Your goal: Exact repetition is required: output every record in full.

(Dataset excerpt)
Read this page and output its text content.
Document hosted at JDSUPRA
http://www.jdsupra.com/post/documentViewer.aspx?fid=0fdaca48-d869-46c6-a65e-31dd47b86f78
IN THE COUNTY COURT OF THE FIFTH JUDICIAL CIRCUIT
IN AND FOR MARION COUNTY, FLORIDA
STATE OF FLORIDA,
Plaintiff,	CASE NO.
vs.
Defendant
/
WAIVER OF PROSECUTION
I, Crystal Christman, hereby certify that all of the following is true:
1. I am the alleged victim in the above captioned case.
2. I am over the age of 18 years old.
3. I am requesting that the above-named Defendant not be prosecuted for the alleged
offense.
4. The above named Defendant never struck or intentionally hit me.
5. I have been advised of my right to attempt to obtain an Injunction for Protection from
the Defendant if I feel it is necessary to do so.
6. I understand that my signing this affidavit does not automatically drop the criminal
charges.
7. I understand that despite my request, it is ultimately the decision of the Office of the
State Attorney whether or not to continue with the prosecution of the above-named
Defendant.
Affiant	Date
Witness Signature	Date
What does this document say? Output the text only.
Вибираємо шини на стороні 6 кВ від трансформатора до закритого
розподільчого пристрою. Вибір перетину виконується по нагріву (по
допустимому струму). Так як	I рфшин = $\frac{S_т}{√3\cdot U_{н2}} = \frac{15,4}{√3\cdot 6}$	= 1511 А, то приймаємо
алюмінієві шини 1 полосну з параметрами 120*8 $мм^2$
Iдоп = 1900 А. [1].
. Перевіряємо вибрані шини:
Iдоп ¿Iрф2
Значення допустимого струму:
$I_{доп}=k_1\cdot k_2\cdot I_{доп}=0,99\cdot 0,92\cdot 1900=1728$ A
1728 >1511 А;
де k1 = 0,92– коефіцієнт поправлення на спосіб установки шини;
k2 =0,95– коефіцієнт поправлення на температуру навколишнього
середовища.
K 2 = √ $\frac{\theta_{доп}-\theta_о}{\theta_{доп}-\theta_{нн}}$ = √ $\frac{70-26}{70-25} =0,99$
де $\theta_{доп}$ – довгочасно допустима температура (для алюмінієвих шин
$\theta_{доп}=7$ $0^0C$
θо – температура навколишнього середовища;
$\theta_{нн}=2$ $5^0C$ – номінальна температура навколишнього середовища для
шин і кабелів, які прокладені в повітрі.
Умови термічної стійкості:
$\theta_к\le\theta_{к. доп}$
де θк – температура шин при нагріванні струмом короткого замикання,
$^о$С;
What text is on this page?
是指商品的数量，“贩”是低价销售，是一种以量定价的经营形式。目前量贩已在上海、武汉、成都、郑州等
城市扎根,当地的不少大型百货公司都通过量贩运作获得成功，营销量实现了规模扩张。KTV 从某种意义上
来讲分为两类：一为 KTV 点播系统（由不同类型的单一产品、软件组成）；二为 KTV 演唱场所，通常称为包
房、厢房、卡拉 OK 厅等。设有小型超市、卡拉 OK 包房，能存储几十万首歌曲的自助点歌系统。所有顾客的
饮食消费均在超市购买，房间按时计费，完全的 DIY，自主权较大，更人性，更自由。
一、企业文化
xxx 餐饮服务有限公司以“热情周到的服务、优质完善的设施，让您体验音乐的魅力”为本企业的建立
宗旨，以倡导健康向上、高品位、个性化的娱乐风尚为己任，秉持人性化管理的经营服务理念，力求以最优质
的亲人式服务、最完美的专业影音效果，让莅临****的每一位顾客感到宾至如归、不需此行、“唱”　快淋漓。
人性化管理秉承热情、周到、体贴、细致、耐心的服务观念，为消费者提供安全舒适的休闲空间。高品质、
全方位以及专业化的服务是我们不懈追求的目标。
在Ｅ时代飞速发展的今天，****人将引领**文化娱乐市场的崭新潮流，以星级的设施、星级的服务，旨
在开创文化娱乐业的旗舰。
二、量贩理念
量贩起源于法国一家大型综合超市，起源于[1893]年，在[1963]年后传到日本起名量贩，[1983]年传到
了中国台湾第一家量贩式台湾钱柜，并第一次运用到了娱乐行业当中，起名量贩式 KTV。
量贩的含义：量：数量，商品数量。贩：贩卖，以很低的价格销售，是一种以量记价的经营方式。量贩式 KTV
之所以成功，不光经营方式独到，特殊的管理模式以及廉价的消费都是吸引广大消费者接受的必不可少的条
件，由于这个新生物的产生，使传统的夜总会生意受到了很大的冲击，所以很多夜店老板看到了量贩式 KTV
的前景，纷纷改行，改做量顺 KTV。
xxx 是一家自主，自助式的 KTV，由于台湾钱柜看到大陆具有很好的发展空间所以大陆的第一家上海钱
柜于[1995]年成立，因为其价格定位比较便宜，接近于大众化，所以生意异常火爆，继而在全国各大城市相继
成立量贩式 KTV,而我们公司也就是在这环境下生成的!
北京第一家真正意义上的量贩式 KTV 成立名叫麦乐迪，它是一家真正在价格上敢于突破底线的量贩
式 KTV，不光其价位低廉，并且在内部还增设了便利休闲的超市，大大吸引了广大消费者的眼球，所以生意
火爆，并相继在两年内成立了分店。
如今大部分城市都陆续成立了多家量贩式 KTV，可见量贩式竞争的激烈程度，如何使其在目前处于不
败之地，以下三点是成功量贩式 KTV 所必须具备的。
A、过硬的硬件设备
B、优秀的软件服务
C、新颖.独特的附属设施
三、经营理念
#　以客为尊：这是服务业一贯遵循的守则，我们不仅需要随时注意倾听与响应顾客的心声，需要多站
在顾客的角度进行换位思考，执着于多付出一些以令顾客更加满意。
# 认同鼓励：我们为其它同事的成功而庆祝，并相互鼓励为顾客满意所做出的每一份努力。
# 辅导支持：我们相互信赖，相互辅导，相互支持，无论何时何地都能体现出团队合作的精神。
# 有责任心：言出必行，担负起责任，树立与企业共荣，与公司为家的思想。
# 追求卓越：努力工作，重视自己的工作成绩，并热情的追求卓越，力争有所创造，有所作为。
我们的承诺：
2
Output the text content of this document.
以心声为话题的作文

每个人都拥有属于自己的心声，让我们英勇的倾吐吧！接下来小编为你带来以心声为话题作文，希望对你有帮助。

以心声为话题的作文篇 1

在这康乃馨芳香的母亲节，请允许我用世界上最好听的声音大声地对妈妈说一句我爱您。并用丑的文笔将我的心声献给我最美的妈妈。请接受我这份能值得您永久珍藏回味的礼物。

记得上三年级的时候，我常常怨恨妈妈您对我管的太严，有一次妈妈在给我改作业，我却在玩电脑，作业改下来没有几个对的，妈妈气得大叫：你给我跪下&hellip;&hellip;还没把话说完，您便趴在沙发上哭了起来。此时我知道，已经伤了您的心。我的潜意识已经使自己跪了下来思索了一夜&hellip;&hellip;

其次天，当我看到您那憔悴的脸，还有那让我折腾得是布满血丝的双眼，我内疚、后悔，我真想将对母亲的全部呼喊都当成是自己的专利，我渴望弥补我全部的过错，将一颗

Task output:
Read this page and output its text content.
Document hosted at JDSUPRA
http://www.jdsupra.com/post/documentViewer.aspx?fid=0fdaca48-d869-46c6-a65e-31dd47b86f78
IN THE COUNTY COURT OF THE FIFTH JUDICIAL CIRCUIT
IN AND FOR MARION COUNTY, FLORIDA
STATE OF FLORIDA,
Plaintiff,	CASE NO.
vs.
Defendant
/
WAIVER OF PROSECUTION
I, Crystal Christman, hereby certify that all of the following is true:
1. I am the alleged victim in the above captioned case.
2. I am over the age of 18 years old.
3. I am requesting that the above-named Defendant not be prosecuted for the alleged
offense.
4. The above named Defendant never struck or intentionally hit me.
5. I have been advised of my right to attempt to obtain an Injunction for Protection from
the Defendant if I feel it is necessary to do so.
6. I understand that my signing this affidavit does not automatically drop the criminal
charges.
7. I understand that despite my request, it is ultimately the decision of the Office of the
State Attorney whether or not to continue with the prosecution of the above-named
Defendant.
Affiant	Date
Witness Signature	Date
What does this document say? Output the text only.
Вибираємо шини на стороні 6 кВ від трансформатора до закритого
розподільчого пристрою. Вибір перетину виконується по нагріву (по
допустимому струму). Так як	I рфшин = $\frac{S_т}{√3\cdot U_{н2}} = \frac{15,4}{√3\cdot 6}$	= 1511 А, то приймаємо
алюмінієві шини 1 полосну з параметрами 120*8 $мм^2$
Iдоп = 1900 А. [1].
. Перевіряємо вибрані шини:
Iдоп ¿Iрф2
Значення допустимого струму:
$I_{доп}=k_1\cdot k_2\cdot I_{доп}=0,99\cdot 0,92\cdot 1900=1728$ A
1728 >1511 А;
де k1 = 0,92– коефіцієнт поправлення на спосіб установки шини;
k2 =0,95– коефіцієнт поправлення на температуру навколишнього
середовища.
K 2 = √ $\frac{\theta_{доп}-\theta_о}{\theta_{доп}-\theta_{нн}}$ = √ $\frac{70-26}{70-25} =0,99$
де $\theta_{доп}$ – довгочасно допустима температура (для алюмінієвих шин
$\theta_{доп}=7$ $0^0C$
θо – температура навколишнього середовища;
$\theta_{нн}=2$ $5^0C$ – номінальна температура навколишнього середовища для
шин і кабелів, які прокладені в повітрі.
Умови термічної стійкості:
$\theta_к\le\theta_{к. доп}$
де θк – температура шин при нагріванні струмом короткого замикання,
$^о$С;
What text is on this page?
是指商品的数量，“贩”是低价销售，是一种以量定价的经营形式。目前量贩已在上海、武汉、成都、郑州等
城市扎根,当地的不少大型百货公司都通过量贩运作获得成功，营销量实现了规模扩张。KTV 从某种意义上
来讲分为两类：一为 KTV 点播系统（由不同类型的单一产品、软件组成）；二为 KTV 演唱场所，通常称为包
房、厢房、卡拉 OK 厅等。设有小型超市、卡拉 OK 包房，能存储几十万首歌曲的自助点歌系统。所有顾客的
饮食消费均在超市购买，房间按时计费，完全的 DIY，自主权较大，更人性，更自由。
一、企业文化
xxx 餐饮服务有限公司以“热情周到的服务、优质完善的设施，让您体验音乐的魅力”为本企业的建立
宗旨，以倡导健康向上、高品位、个性化的娱乐风尚为己任，秉持人性化管理的经营服务理念，力求以最优质
的亲人式服务、最完美的专业影音效果，让莅临****的每一位顾客感到宾至如归、不需此行、“唱”　快淋漓。
人性化管理秉承热情、周到、体贴、细致、耐心的服务观念，为消费者提供安全舒适的休闲空间。高品质、
全方位以及专业化的服务是我们不懈追求的目标。
在Ｅ时代飞速发展的今天，****人将引领**文化娱乐市场的崭新潮流，以星级的设施、星级的服务，旨
在开创文化娱乐业的旗舰。
二、量贩理念
量贩起源于法国一家大型综合超市，起源于[1893]年，在[1963]年后传到日本起名量贩，[1983]年传到
了中国台湾第一家量贩式台湾钱柜，并第一次运用到了娱乐行业当中，起名量贩式 KTV。
量贩的含义：量：数量，商品数量。贩：贩卖，以很低的价格销售，是一种以量记价的经营方式。量贩式 KTV
之所以成功，不光经营方式独到，特殊的管理模式以及廉价的消费都是吸引广大消费者接受的必不可少的条
件，由于这个新生物的产生，使传统的夜总会生意受到了很大的冲击，所以很多夜店老板看到了量贩式 KTV
的前景，纷纷改行，改做量顺 KTV。
xxx 是一家自主，自助式的 KTV，由于台湾钱柜看到大陆具有很好的发展空间所以大陆的第一家上海钱
柜于[1995]年成立，因为其价格定位比较便宜，接近于大众化，所以生意异常火爆，继而在全国各大城市相继
成立量贩式 KTV,而我们公司也就是在这环境下生成的!
北京第一家真正意义上的量贩式 KTV 成立名叫麦乐迪，它是一家真正在价格上敢于突破底线的量贩
式 KTV，不光其价位低廉，并且在内部还增设了便利休闲的超市，大大吸引了广大消费者的眼球，所以生意
火爆，并相继在两年内成立了分店。
如今大部分城市都陆续成立了多家量贩式 KTV，可见量贩式竞争的激烈程度，如何使其在目前处于不
败之地，以下三点是成功量贩式 KTV 所必须具备的。
A、过硬的硬件设备
B、优秀的软件服务
C、新颖.独特的附属设施
三、经营理念
#　以客为尊：这是服务业一贯遵循的守则，我们不仅需要随时注意倾听与响应顾客的心声，需要多站
在顾客的角度进行换位思考，执着于多付出一些以令顾客更加满意。
# 认同鼓励：我们为其它同事的成功而庆祝，并相互鼓励为顾客满意所做出的每一份努力。
# 辅导支持：我们相互信赖，相互辅导，相互支持，无论何时何地都能体现出团队合作的精神。
# 有责任心：言出必行，担负起责任，树立与企业共荣，与公司为家的思想。
# 追求卓越：努力工作，重视自己的工作成绩，并热情的追求卓越，力争有所创造，有所作为。
我们的承诺：
2
Output the text content of this document.
以心声为话题的作文

每个人都拥有属于自己的心声，让我们英勇的倾吐吧！接下来小编为你带来以心声为话题作文，希望对你有帮助。

以心声为话题的作文篇 1

在这康乃馨芳香的母亲节，请允许我用世界上最好听的声音大声地对妈妈说一句我爱您。并用丑的文笔将我的心声献给我最美的妈妈。请接受我这份能值得您永久珍藏回味的礼物。

记得上三年级的时候，我常常怨恨妈妈您对我管的太严，有一次妈妈在给我改作业，我却在玩电脑，作业改下来没有几个对的，妈妈气得大叫：你给我跪下&hellip;&hellip;还没把话说完，您便趴在沙发上哭了起来。此时我知道，已经伤了您的心。我的潜意识已经使自己跪了下来思索了一夜&hellip;&hellip;

其次天，当我看到您那憔悴的脸，还有那让我折腾得是布满血丝的双眼，我内疚、后悔，我真想将对母亲的全部呼喊都当成是自己的专利，我渴望弥补我全部的过错，将一颗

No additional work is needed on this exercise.